──────── Material to process ────────

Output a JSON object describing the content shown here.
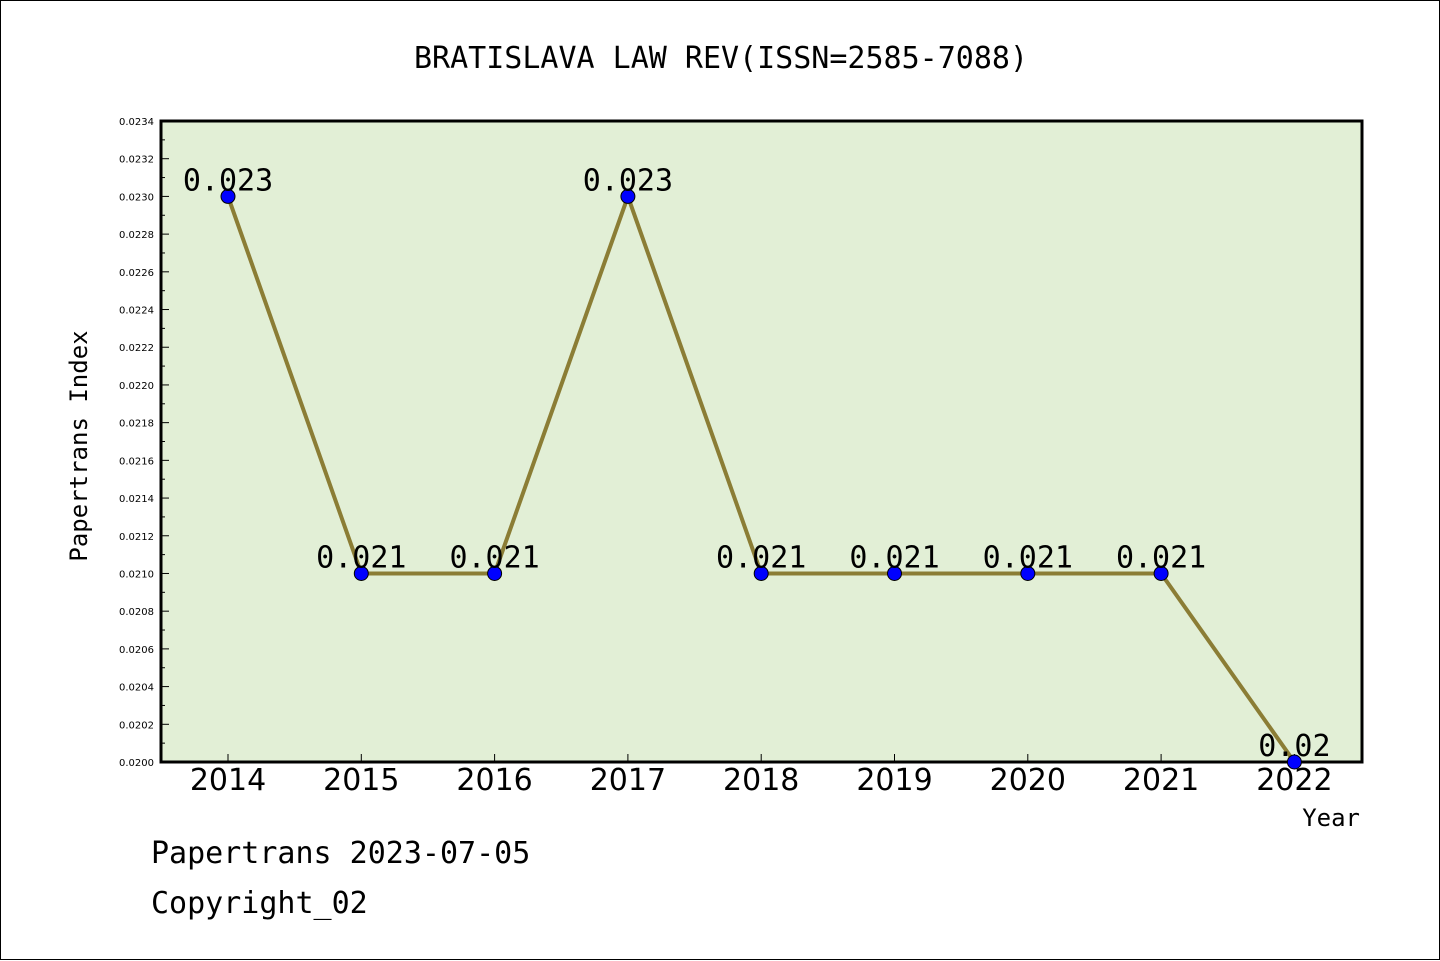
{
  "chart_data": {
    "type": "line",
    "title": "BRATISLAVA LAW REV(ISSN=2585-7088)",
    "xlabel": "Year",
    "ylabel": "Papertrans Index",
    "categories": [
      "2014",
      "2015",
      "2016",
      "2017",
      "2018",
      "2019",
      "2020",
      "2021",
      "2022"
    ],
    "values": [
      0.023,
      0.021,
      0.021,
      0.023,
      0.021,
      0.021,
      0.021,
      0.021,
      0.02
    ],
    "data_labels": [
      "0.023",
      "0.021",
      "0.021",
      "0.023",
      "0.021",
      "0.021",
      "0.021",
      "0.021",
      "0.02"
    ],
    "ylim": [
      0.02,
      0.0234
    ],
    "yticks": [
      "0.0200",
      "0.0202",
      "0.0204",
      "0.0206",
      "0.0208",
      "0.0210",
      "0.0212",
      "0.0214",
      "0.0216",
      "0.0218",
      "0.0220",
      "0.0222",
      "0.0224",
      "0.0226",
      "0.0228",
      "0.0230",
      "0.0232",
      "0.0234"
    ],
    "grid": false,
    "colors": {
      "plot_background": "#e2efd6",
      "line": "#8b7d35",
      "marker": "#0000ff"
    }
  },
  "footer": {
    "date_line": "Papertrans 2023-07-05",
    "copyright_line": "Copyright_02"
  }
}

────────

* **What is expected**
Without the pictures, restate all the entries above exactly.

* **Complete response**
Output a JSON object describing the content shown here.
{
  "chart_data": {
    "type": "line",
    "title": "BRATISLAVA LAW REV(ISSN=2585-7088)",
    "xlabel": "Year",
    "ylabel": "Papertrans Index",
    "categories": [
      "2014",
      "2015",
      "2016",
      "2017",
      "2018",
      "2019",
      "2020",
      "2021",
      "2022"
    ],
    "values": [
      0.023,
      0.021,
      0.021,
      0.023,
      0.021,
      0.021,
      0.021,
      0.021,
      0.02
    ],
    "data_labels": [
      "0.023",
      "0.021",
      "0.021",
      "0.023",
      "0.021",
      "0.021",
      "0.021",
      "0.021",
      "0.02"
    ],
    "ylim": [
      0.02,
      0.0234
    ],
    "yticks": [
      "0.0200",
      "0.0202",
      "0.0204",
      "0.0206",
      "0.0208",
      "0.0210",
      "0.0212",
      "0.0214",
      "0.0216",
      "0.0218",
      "0.0220",
      "0.0222",
      "0.0224",
      "0.0226",
      "0.0228",
      "0.0230",
      "0.0232",
      "0.0234"
    ],
    "grid": false,
    "colors": {
      "plot_background": "#e2efd6",
      "line": "#8b7d35",
      "marker": "#0000ff"
    }
  },
  "footer": {
    "date_line": "Papertrans 2023-07-05",
    "copyright_line": "Copyright_02"
  }
}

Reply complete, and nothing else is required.